• _What you should do_: Whenever a line contains the string "phân", copy it out of the entries.
-- start of Materials provided --
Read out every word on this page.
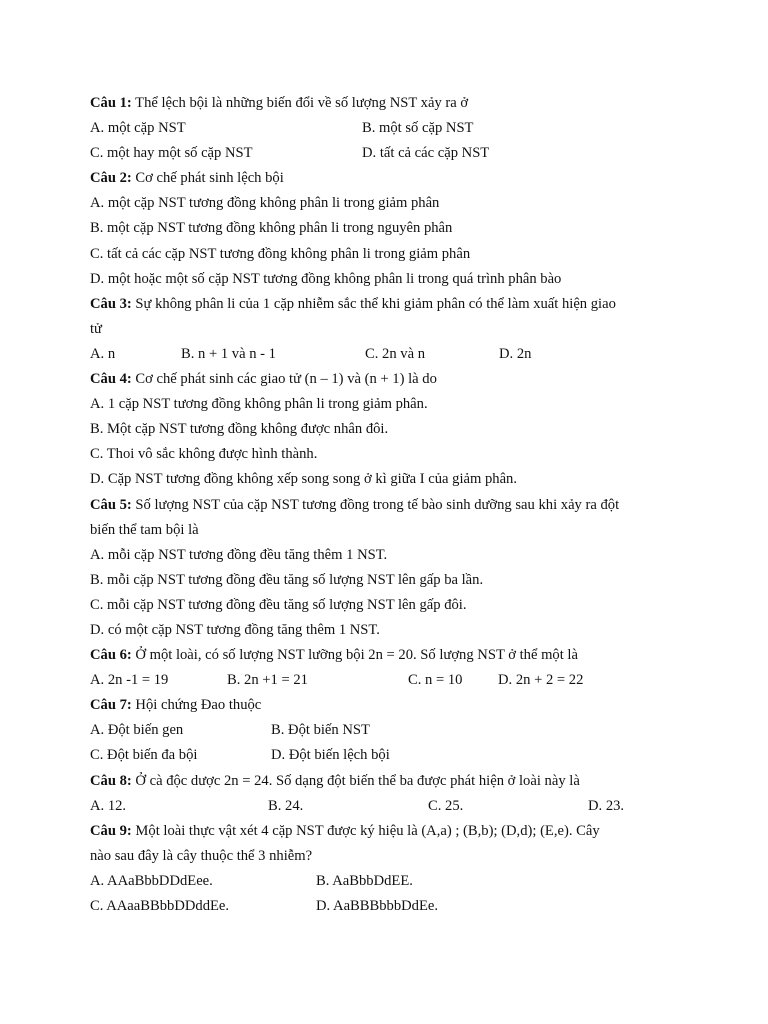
Câu 1: Thể lệch bội là những biến đổi về số lượng NST xảy ra ở
A. một cặp NST	B. một số cặp NST
C. một hay một số cặp NST	D. tất cả các cặp NST
Câu 2: Cơ chế phát sinh lệch bội
A. một cặp NST tương đồng không phân li trong giảm phân
B. một cặp NST tương đồng không phân li trong nguyên phân
C. tất cả các cặp NST tương đồng không phân li trong giảm phân
D. một hoặc một số cặp NST tương đồng không phân li trong quá trình phân bào
Câu 3: Sự không phân li của 1 cặp nhiễm sắc thể khi giảm phân có thể làm xuất hiện giao
tử
A. n	B. n + 1 và n - 1	C. 2n và n	D. 2n
Câu 4: Cơ chế phát sinh các giao tử (n – 1) và (n + 1) là do
A. 1 cặp NST tương đồng không phân li trong giảm phân.
B. Một cặp NST tương đồng không được nhân đôi.
C. Thoi vô sắc không được hình thành.
D. Cặp NST tương đồng không xếp song song ở kì giữa I của giảm phân.
Câu 5: Số lượng NST của cặp NST tương đồng trong tế bào sinh dưỡng sau khi xảy ra đột
biến thể tam bội là
A. mỗi cặp NST tương đồng đều tăng thêm 1 NST.
B. mỗi cặp NST tương đồng đều tăng số lượng NST lên gấp ba lần.
C. mỗi cặp NST tương đồng đều tăng số lượng NST lên gấp đôi.
D. có một cặp NST tương đồng tăng thêm 1 NST.
Câu 6: Ở một loài, có số lượng NST lưỡng bội 2n = 20. Số lượng NST ở thể một là
A. 2n -1 = 19	B. 2n +1 = 21	C. n = 10 D. 2n + 2 = 22
Câu 7: Hội chứng Đao thuộc
A. Đột biến gen	B. Đột biến NST
C. Đột biến đa bội	D. Đột biến lệch bội
Câu 8: Ở cà độc dược 2n = 24. Số dạng đột biến thể ba được phát hiện ở loài này là
A. 12.	B. 24.	C. 25.	D. 23.
Câu 9: Một loài thực vật xét 4 cặp NST được ký hiệu là (A,a) ; (B,b); (D,d); (E,e). Cây
nào sau đây là cây thuộc thể 3 nhiễm?
A. AAaBbbDDdEee.	B. AaBbbDdEE.
C. AAaaBBbbDDddEe.	D. AaBBBbbbDdEe.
-- end of Materials provided --
• _Complete response_:
A. một cặp NST tương đồng không phân li trong giảm phân
B. một cặp NST tương đồng không phân li trong nguyên phân
C. tất cả các cặp NST tương đồng không phân li trong giảm phân
D. một hoặc một số cặp NST tương đồng không phân li trong quá trình phân bào
Câu 3: Sự không phân li của 1 cặp nhiễm sắc thể khi giảm phân có thể làm xuất hiện giao
A. 1 cặp NST tương đồng không phân li trong giảm phân.
D. Cặp NST tương đồng không xếp song song ở kì giữa I của giảm phân.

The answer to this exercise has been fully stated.